■ The exercise ■
Select all lines holding the word "java" from the entries that follow.

■ Stored data ■

++++

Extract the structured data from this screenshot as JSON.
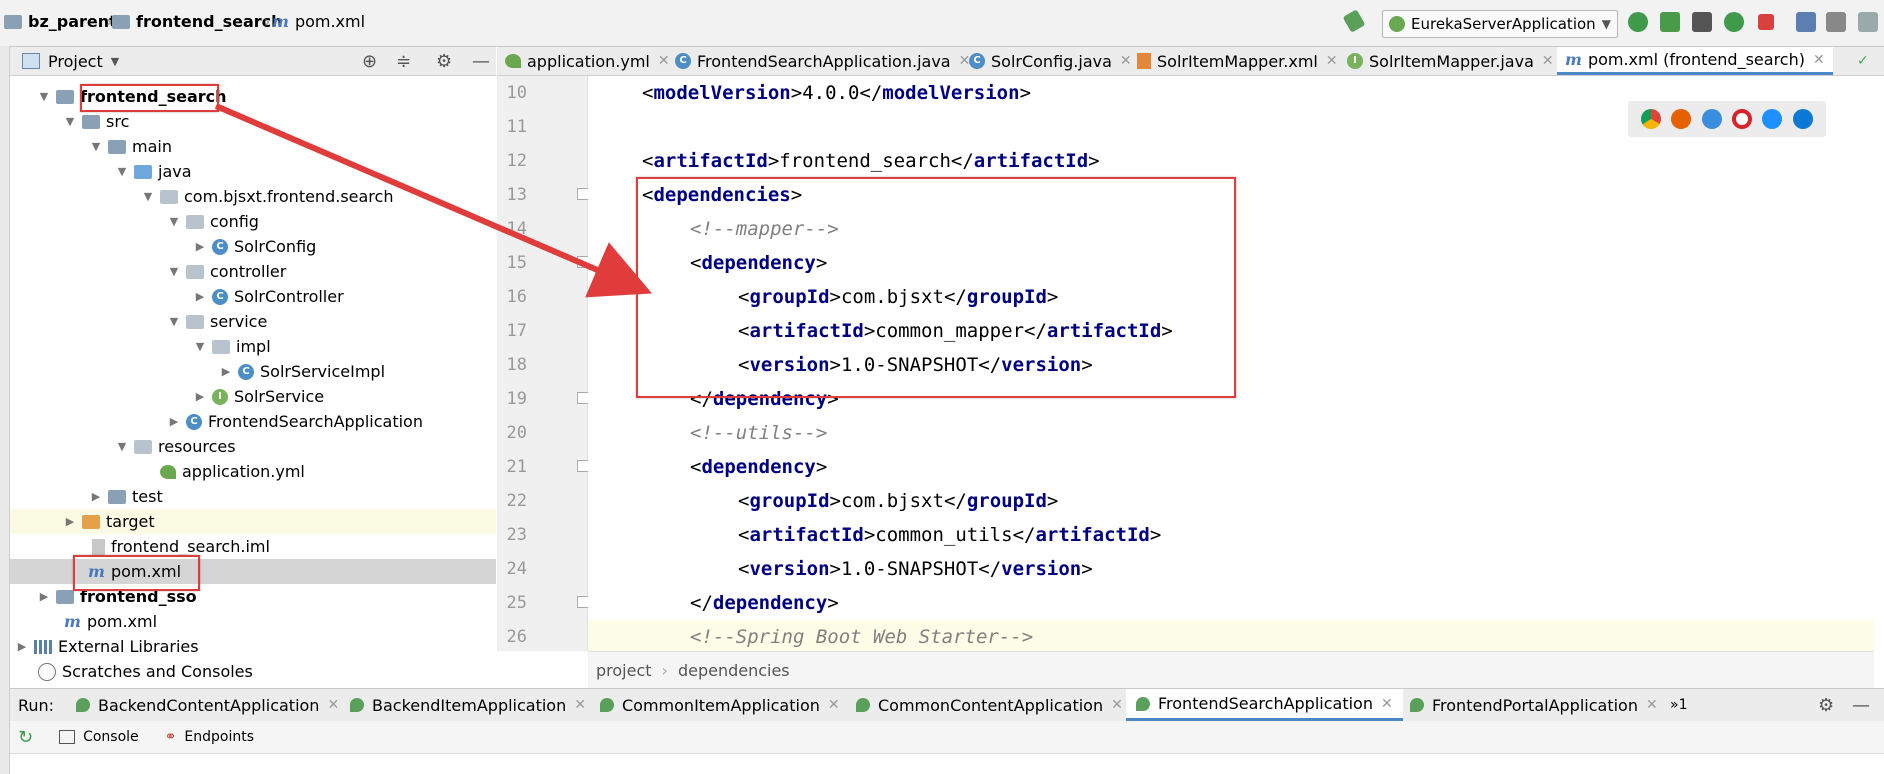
{
  "navbar": {
    "crumbs": [
      "bz_parent",
      "frontend_search",
      "pom.xml"
    ],
    "run_config": "EurekaServerApplication"
  },
  "project_panel": {
    "title": "Project",
    "tree": [
      {
        "label": "frontend_search",
        "bold": true,
        "depth": 2
      },
      {
        "label": "src",
        "depth": 3
      },
      {
        "label": "main",
        "depth": 4
      },
      {
        "label": "java",
        "depth": 5
      },
      {
        "label": "com.bjsxt.frontend.search",
        "depth": 6
      },
      {
        "label": "config",
        "depth": 7
      },
      {
        "label": "SolrConfig",
        "depth": 8
      },
      {
        "label": "controller",
        "depth": 7
      },
      {
        "label": "SolrController",
        "depth": 8
      },
      {
        "label": "service",
        "depth": 7
      },
      {
        "label": "impl",
        "depth": 8
      },
      {
        "label": "SolrServiceImpl",
        "depth": 9
      },
      {
        "label": "SolrService",
        "depth": 8
      },
      {
        "label": "FrontendSearchApplication",
        "depth": 7
      },
      {
        "label": "resources",
        "depth": 5
      },
      {
        "label": "application.yml",
        "depth": 6
      },
      {
        "label": "test",
        "depth": 4
      },
      {
        "label": "target",
        "depth": 3
      },
      {
        "label": "frontend_search.iml",
        "depth": 3
      },
      {
        "label": "pom.xml",
        "depth": 3
      },
      {
        "label": "frontend_sso",
        "bold": true,
        "depth": 2
      },
      {
        "label": "pom.xml",
        "depth": 2
      },
      {
        "label": "External Libraries",
        "depth": 1
      },
      {
        "label": "Scratches and Consoles",
        "depth": 1
      }
    ]
  },
  "editor_tabs": [
    "application.yml",
    "FrontendSearchApplication.java",
    "SolrConfig.java",
    "SolrItemMapper.xml",
    "SolrItemMapper.java",
    "pom.xml (frontend_search)"
  ],
  "editor": {
    "line_numbers": [
      "10",
      "11",
      "12",
      "13",
      "14",
      "15",
      "16",
      "17",
      "18",
      "19",
      "20",
      "21",
      "22",
      "23",
      "24",
      "25",
      "26"
    ],
    "breadcrumb": [
      "project",
      "dependencies"
    ],
    "code": {
      "l10_tag": "modelVersion",
      "l10_val": "4.0.0",
      "l12_tag": "artifactId",
      "l12_val": "frontend_search",
      "l13_tag": "dependencies",
      "l14": "<!--mapper-->",
      "dep": "dependency",
      "g": "groupId",
      "a": "artifactId",
      "v": "version",
      "gval": "com.bjsxt",
      "a1val": "common_mapper",
      "vval": "1.0-SNAPSHOT",
      "l20": "<!--utils-->",
      "a2val": "common_utils",
      "l26": "<!--Spring Boot Web Starter-->"
    }
  },
  "run_panel": {
    "label": "Run:",
    "tabs": [
      "BackendContentApplication",
      "BackendItemApplication",
      "CommonItemApplication",
      "CommonContentApplication",
      "FrontendSearchApplication",
      "FrontendPortalApplication"
    ],
    "overflow": "»1",
    "console_tabs": [
      "Console",
      "Endpoints"
    ]
  },
  "colors": {
    "accent": "#4a88c7",
    "annotation": "#e03c3c"
  }
}
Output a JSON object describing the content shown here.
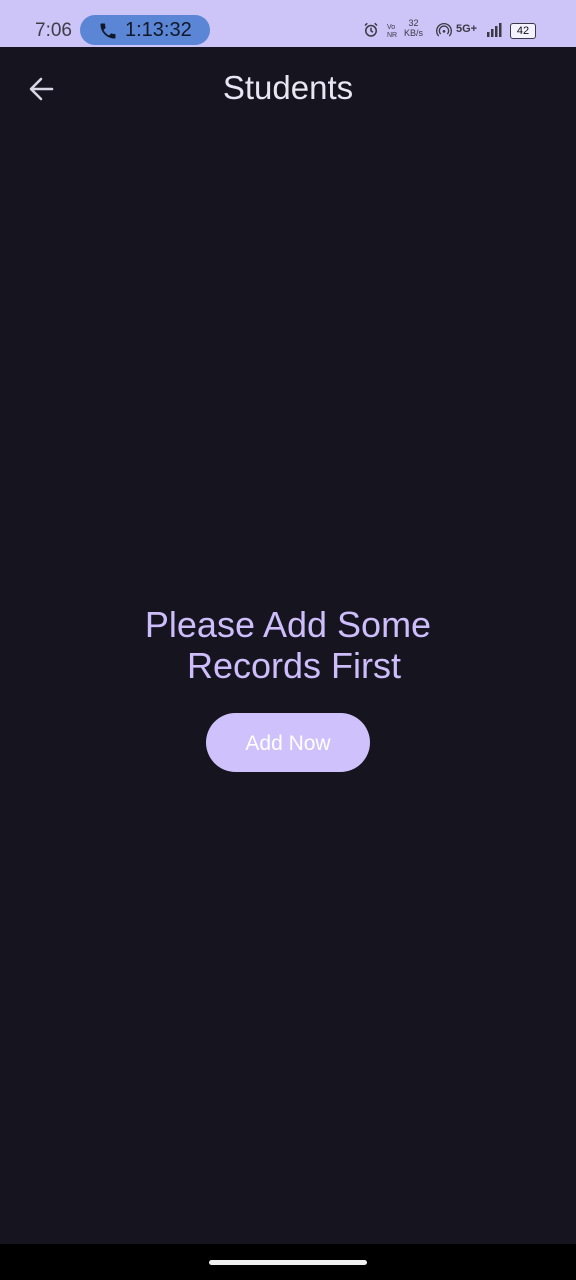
{
  "status_bar": {
    "time": "7:06",
    "call_timer": "1:13:32",
    "network_speed_value": "32",
    "network_speed_unit": "KB/s",
    "network_type": "5G+",
    "battery": "42",
    "icons": [
      "phone-icon",
      "alarm-icon",
      "vonr-icon",
      "hotspot-icon",
      "signal-icon",
      "battery-icon"
    ]
  },
  "app_bar": {
    "title": "Students",
    "back_icon": "arrow-left-icon"
  },
  "empty_state": {
    "message_line1": "Please Add Some",
    "message_line2": "Records First",
    "button_label": "Add Now"
  },
  "colors": {
    "background": "#16141f",
    "status_bar": "#cdc4f8",
    "accent": "#cdbdfb",
    "call_pill": "#5b86d6"
  }
}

++++

■ Exercise result ■
        "label": "java",
    "FrontendSearchApplication.java",
    "SolrConfig.java",
    "SolrItemMapper.java",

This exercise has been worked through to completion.